- _EXTRAIT DE PAGE_

Le président de la transition Assimi Goïta est confronté à une grave crise interne avec des arrestations massives, des soupçons de coup d’État avorté et une rupture avec son ministre de la Défense Sadio Camara. La fracture au sein du Conseil militaire alimente les craintes d’un nouveau basculement politique à Bamako.

Le régime du général Assimi Goïta traverse une phase critique, après que la crise et le rejet, initialement portés par l’opposition et la rue, se sont déplacés vers le Conseil militaire, avec un fossé grandissant entre lui et des figures clés du Conseil, au premier rang desquelles le ministre de la Défense, le général Sadio Camara.

Ancien bras droit de Goïta, ce dernier est désormais perçu comme un opposant au président de la transition et accusé d’avoir orchestré un « coup d’État » militaire avorté, ayant conduit à l’arrestation de dizaines de militaires de différents grades, pour la plupart issus de la Garde nationale à laquelle appartient Camara.

L’agence Reuters a rapporté, citant une source sécuritaire et une autre gouvernementale au Mali, que les autorités de transition ont arrêté entre 36 et 40 militaires ces derniers jours, accusés de « tentative de déstabilisation ». Selon les mêmes sources, les arrestations ont visé plusieurs hauts responsables, dont le général Abbas Dembélé, ancien gouverneur de la région de Mopti, au centre du pays.

Lundi, le président de la transition, le général Assimi Goïta, a présidé au palais présidentiel la cérémonie mensuelle de levée du drapeau national, en l’absence remarquée de plusieurs chefs militaires, dont le ministre de la Défense, le général Sadio Camara.

Parmi les personnes arrêtées figurent le général Abbas Dembélé, ex-commandant dans le nord du pays avant sa nomination à Mopti, et le général de brigade Niéma Sagara, membre de l’état-major de l’armée de l’air, corps auquel appartient également le général Ismaël Wagué, actuel ministre de la Réconciliation nationale.

- _DONNÉES FOURNIES_
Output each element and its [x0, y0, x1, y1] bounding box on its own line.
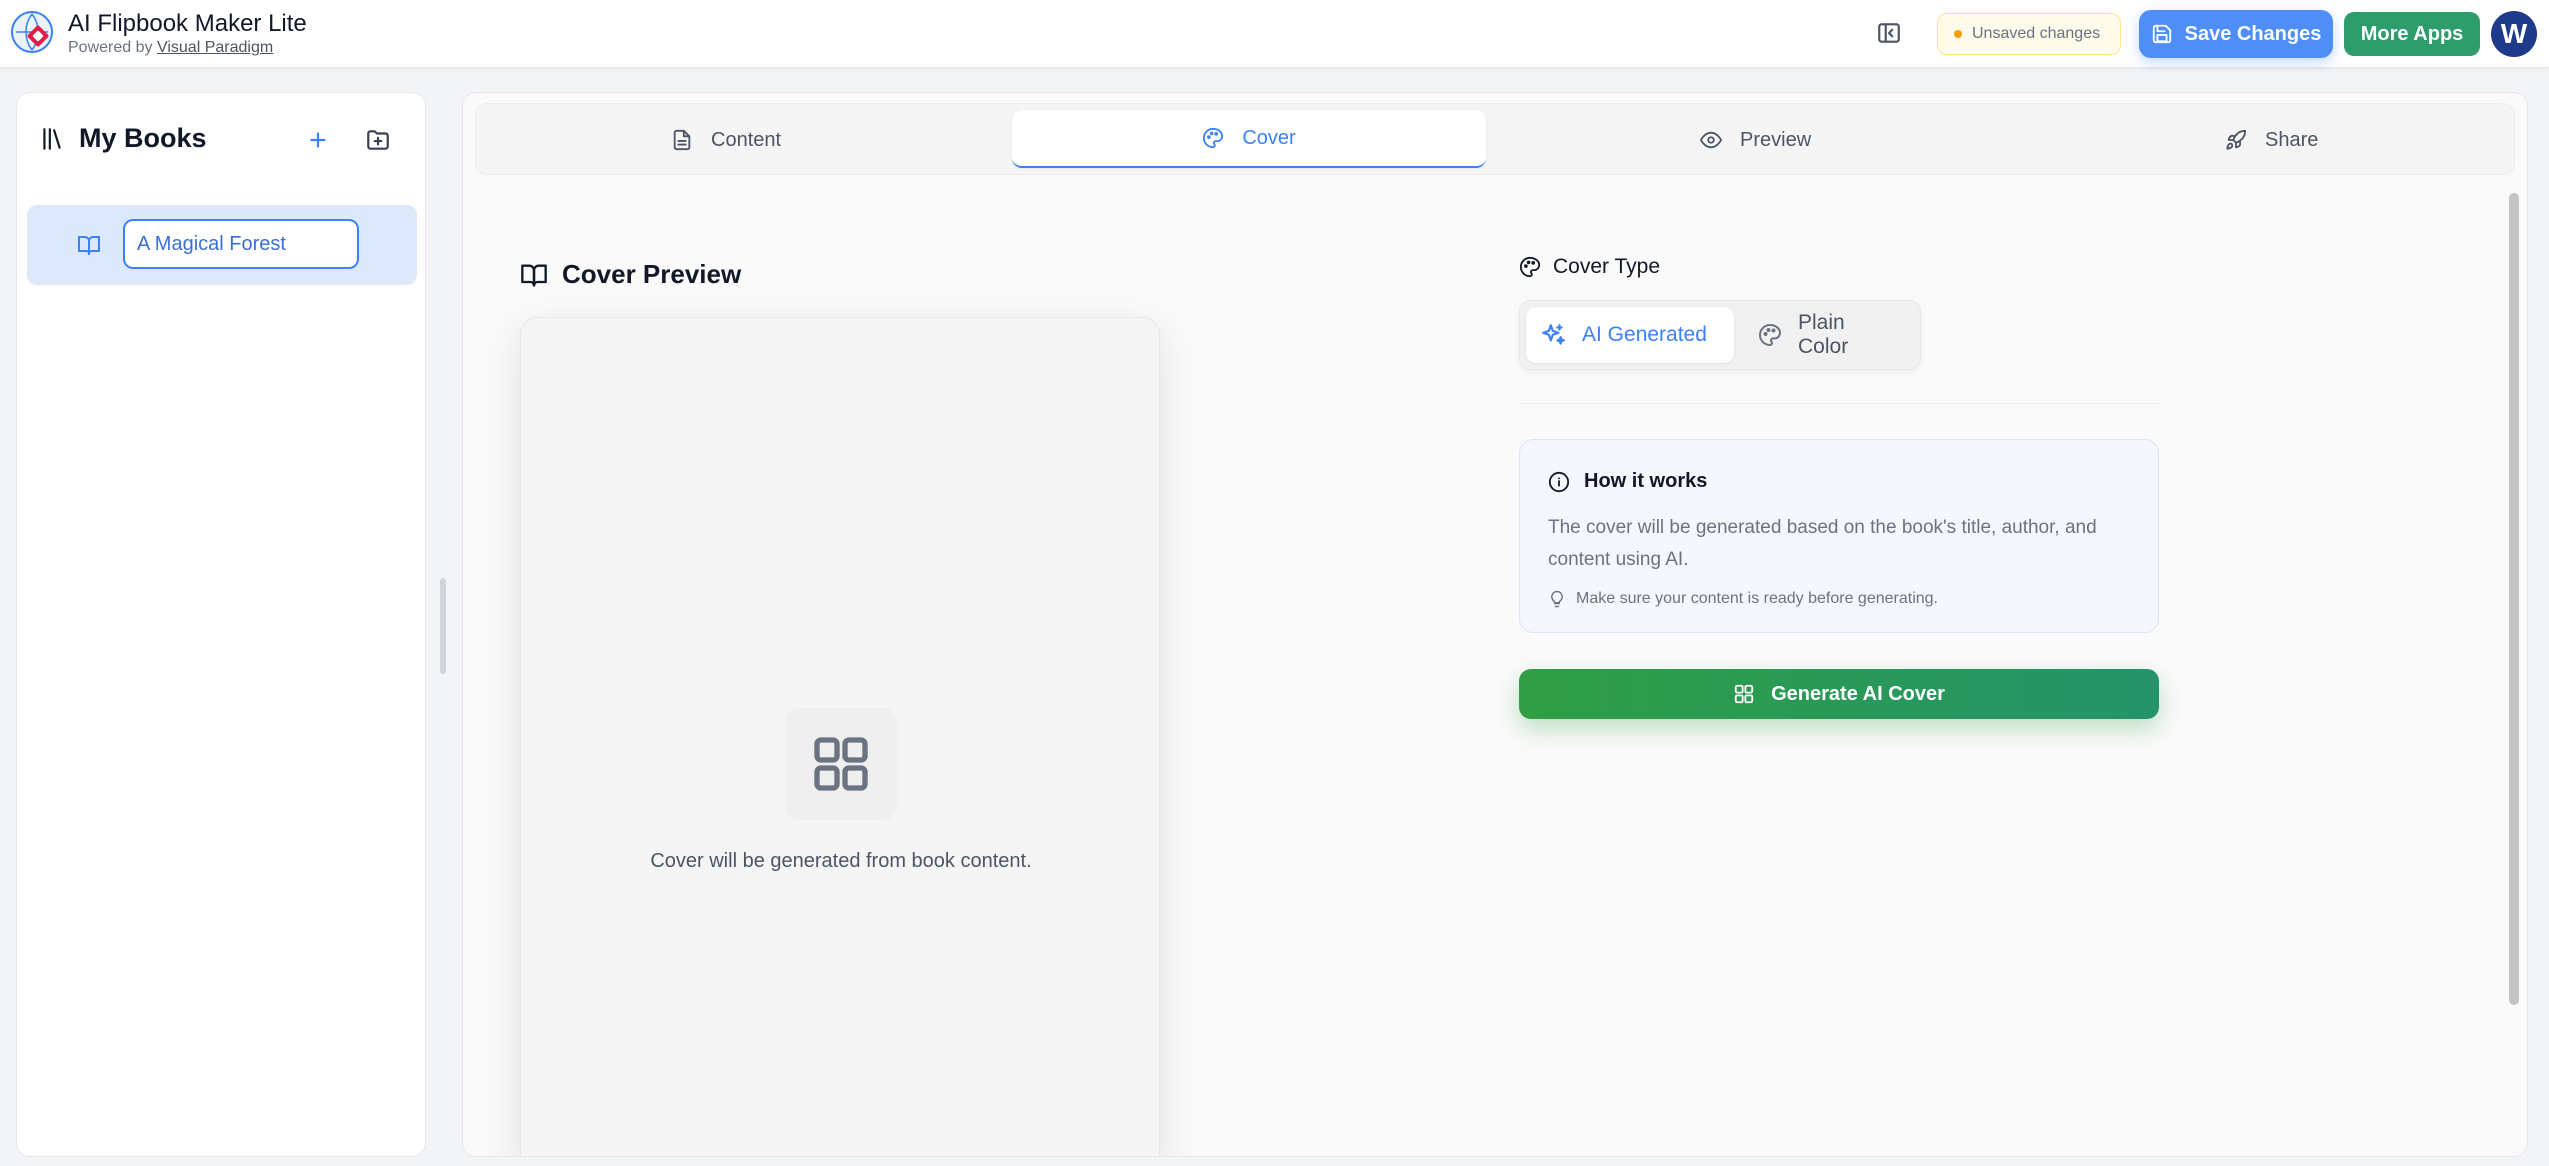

- _PROBLÈME POSÉ 1_
Relevez tous les généraux cités par leur nom dans l'extrait sur la crise au Mali.
- _PROBLÈME POSÉ 2_
Répondez à ces questions d'après l'extrait sur la crise au Mali :
(a) Combien de militaires les autorités de transition ont-elles arrêtés selon Reuters ?
(b) À quel corps appartient le général Sadio Camara ?
(c) Quelle cérémonie le général Assimi Goïta a-t-il présidée lundi ?
Ces données n'ont aucun lien avec l'extrait sur la crise au Mali.

- _RÉPONSE COMPLÈTE 1_
- Assimi Goïta
- Sadio Camara
- Abbas Dembélé
- Niéma Sagara
- Ismaël Wagué

- _RÉPONSE COMPLÈTE 2_
(a) Entre 36 et 40 militaires.
(b) La Garde nationale.
(c) La cérémonie mensuelle de levée du drapeau national, au palais présidentiel.